* Data entries for graphics:
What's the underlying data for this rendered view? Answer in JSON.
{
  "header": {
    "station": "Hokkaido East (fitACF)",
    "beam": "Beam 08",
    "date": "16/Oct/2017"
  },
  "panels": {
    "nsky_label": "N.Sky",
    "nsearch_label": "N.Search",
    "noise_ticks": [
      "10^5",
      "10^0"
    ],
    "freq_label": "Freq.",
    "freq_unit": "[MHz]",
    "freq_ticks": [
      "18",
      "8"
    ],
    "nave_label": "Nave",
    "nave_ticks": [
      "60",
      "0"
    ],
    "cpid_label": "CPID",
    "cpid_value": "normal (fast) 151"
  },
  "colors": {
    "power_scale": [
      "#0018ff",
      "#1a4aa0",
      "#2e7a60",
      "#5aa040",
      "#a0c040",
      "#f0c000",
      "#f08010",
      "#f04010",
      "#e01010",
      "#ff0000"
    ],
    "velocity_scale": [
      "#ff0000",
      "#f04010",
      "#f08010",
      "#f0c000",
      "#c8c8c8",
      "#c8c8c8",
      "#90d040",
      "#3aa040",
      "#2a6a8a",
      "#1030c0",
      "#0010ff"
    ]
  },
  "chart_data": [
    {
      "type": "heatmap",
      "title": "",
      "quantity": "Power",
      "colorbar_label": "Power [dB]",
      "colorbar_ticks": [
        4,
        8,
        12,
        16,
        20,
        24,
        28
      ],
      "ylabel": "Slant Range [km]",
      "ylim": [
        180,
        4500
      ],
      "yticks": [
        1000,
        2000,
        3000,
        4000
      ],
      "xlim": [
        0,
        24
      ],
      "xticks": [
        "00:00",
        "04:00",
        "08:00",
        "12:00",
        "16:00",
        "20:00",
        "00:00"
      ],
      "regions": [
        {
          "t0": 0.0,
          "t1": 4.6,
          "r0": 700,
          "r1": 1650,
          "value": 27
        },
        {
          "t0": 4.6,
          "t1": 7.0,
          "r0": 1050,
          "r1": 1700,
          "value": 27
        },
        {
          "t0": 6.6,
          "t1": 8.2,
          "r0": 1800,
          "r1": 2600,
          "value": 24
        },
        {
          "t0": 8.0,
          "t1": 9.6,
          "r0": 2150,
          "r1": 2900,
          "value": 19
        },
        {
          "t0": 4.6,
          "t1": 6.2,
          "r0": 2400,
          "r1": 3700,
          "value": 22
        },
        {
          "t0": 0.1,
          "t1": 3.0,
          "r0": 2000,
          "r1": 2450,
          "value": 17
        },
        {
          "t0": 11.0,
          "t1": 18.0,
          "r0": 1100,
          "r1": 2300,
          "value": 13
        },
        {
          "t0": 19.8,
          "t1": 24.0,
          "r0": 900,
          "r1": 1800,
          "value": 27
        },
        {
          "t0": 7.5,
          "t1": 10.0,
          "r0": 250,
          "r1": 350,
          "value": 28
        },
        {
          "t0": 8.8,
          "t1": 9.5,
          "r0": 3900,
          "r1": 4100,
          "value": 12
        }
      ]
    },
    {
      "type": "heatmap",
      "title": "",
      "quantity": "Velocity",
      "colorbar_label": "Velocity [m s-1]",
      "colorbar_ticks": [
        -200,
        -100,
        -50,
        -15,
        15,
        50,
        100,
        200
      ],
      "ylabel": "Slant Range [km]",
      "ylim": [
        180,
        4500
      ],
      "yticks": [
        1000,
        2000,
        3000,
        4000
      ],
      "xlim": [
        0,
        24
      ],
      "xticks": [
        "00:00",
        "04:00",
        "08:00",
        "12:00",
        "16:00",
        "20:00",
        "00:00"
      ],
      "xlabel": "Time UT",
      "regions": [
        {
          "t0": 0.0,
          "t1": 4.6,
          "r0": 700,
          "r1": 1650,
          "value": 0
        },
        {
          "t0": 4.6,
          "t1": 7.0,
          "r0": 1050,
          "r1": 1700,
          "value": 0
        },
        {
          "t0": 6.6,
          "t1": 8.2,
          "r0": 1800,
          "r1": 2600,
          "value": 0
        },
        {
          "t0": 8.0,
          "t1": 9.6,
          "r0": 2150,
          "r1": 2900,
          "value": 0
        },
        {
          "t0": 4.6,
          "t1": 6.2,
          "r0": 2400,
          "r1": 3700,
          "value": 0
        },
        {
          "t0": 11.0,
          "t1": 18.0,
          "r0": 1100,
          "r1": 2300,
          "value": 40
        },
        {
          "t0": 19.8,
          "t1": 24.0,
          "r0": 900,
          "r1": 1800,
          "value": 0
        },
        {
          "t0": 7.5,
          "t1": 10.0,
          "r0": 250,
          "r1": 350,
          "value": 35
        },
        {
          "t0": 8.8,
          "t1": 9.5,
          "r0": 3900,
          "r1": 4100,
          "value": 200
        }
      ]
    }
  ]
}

* Problem:
Return the full listing, character for character.

* Completed exercise:
What's the underlying data for this rendered view? Answer in JSON.
{
  "header": {
    "station": "Hokkaido East (fitACF)",
    "beam": "Beam 08",
    "date": "16/Oct/2017"
  },
  "panels": {
    "nsky_label": "N.Sky",
    "nsearch_label": "N.Search",
    "noise_ticks": [
      "10^5",
      "10^0"
    ],
    "freq_label": "Freq.",
    "freq_unit": "[MHz]",
    "freq_ticks": [
      "18",
      "8"
    ],
    "nave_label": "Nave",
    "nave_ticks": [
      "60",
      "0"
    ],
    "cpid_label": "CPID",
    "cpid_value": "normal (fast) 151"
  },
  "colors": {
    "power_scale": [
      "#0018ff",
      "#1a4aa0",
      "#2e7a60",
      "#5aa040",
      "#a0c040",
      "#f0c000",
      "#f08010",
      "#f04010",
      "#e01010",
      "#ff0000"
    ],
    "velocity_scale": [
      "#ff0000",
      "#f04010",
      "#f08010",
      "#f0c000",
      "#c8c8c8",
      "#c8c8c8",
      "#90d040",
      "#3aa040",
      "#2a6a8a",
      "#1030c0",
      "#0010ff"
    ]
  },
  "chart_data": [
    {
      "type": "heatmap",
      "title": "",
      "quantity": "Power",
      "colorbar_label": "Power [dB]",
      "colorbar_ticks": [
        4,
        8,
        12,
        16,
        20,
        24,
        28
      ],
      "ylabel": "Slant Range [km]",
      "ylim": [
        180,
        4500
      ],
      "yticks": [
        1000,
        2000,
        3000,
        4000
      ],
      "xlim": [
        0,
        24
      ],
      "xticks": [
        "00:00",
        "04:00",
        "08:00",
        "12:00",
        "16:00",
        "20:00",
        "00:00"
      ],
      "regions": [
        {
          "t0": 0.0,
          "t1": 4.6,
          "r0": 700,
          "r1": 1650,
          "value": 27
        },
        {
          "t0": 4.6,
          "t1": 7.0,
          "r0": 1050,
          "r1": 1700,
          "value": 27
        },
        {
          "t0": 6.6,
          "t1": 8.2,
          "r0": 1800,
          "r1": 2600,
          "value": 24
        },
        {
          "t0": 8.0,
          "t1": 9.6,
          "r0": 2150,
          "r1": 2900,
          "value": 19
        },
        {
          "t0": 4.6,
          "t1": 6.2,
          "r0": 2400,
          "r1": 3700,
          "value": 22
        },
        {
          "t0": 0.1,
          "t1": 3.0,
          "r0": 2000,
          "r1": 2450,
          "value": 17
        },
        {
          "t0": 11.0,
          "t1": 18.0,
          "r0": 1100,
          "r1": 2300,
          "value": 13
        },
        {
          "t0": 19.8,
          "t1": 24.0,
          "r0": 900,
          "r1": 1800,
          "value": 27
        },
        {
          "t0": 7.5,
          "t1": 10.0,
          "r0": 250,
          "r1": 350,
          "value": 28
        },
        {
          "t0": 8.8,
          "t1": 9.5,
          "r0": 3900,
          "r1": 4100,
          "value": 12
        }
      ]
    },
    {
      "type": "heatmap",
      "title": "",
      "quantity": "Velocity",
      "colorbar_label": "Velocity [m s-1]",
      "colorbar_ticks": [
        -200,
        -100,
        -50,
        -15,
        15,
        50,
        100,
        200
      ],
      "ylabel": "Slant Range [km]",
      "ylim": [
        180,
        4500
      ],
      "yticks": [
        1000,
        2000,
        3000,
        4000
      ],
      "xlim": [
        0,
        24
      ],
      "xticks": [
        "00:00",
        "04:00",
        "08:00",
        "12:00",
        "16:00",
        "20:00",
        "00:00"
      ],
      "xlabel": "Time UT",
      "regions": [
        {
          "t0": 0.0,
          "t1": 4.6,
          "r0": 700,
          "r1": 1650,
          "value": 0
        },
        {
          "t0": 4.6,
          "t1": 7.0,
          "r0": 1050,
          "r1": 1700,
          "value": 0
        },
        {
          "t0": 6.6,
          "t1": 8.2,
          "r0": 1800,
          "r1": 2600,
          "value": 0
        },
        {
          "t0": 8.0,
          "t1": 9.6,
          "r0": 2150,
          "r1": 2900,
          "value": 0
        },
        {
          "t0": 4.6,
          "t1": 6.2,
          "r0": 2400,
          "r1": 3700,
          "value": 0
        },
        {
          "t0": 11.0,
          "t1": 18.0,
          "r0": 1100,
          "r1": 2300,
          "value": 40
        },
        {
          "t0": 19.8,
          "t1": 24.0,
          "r0": 900,
          "r1": 1800,
          "value": 0
        },
        {
          "t0": 7.5,
          "t1": 10.0,
          "r0": 250,
          "r1": 350,
          "value": 35
        },
        {
          "t0": 8.8,
          "t1": 9.5,
          "r0": 3900,
          "r1": 4100,
          "value": 200
        }
      ]
    }
  ]
}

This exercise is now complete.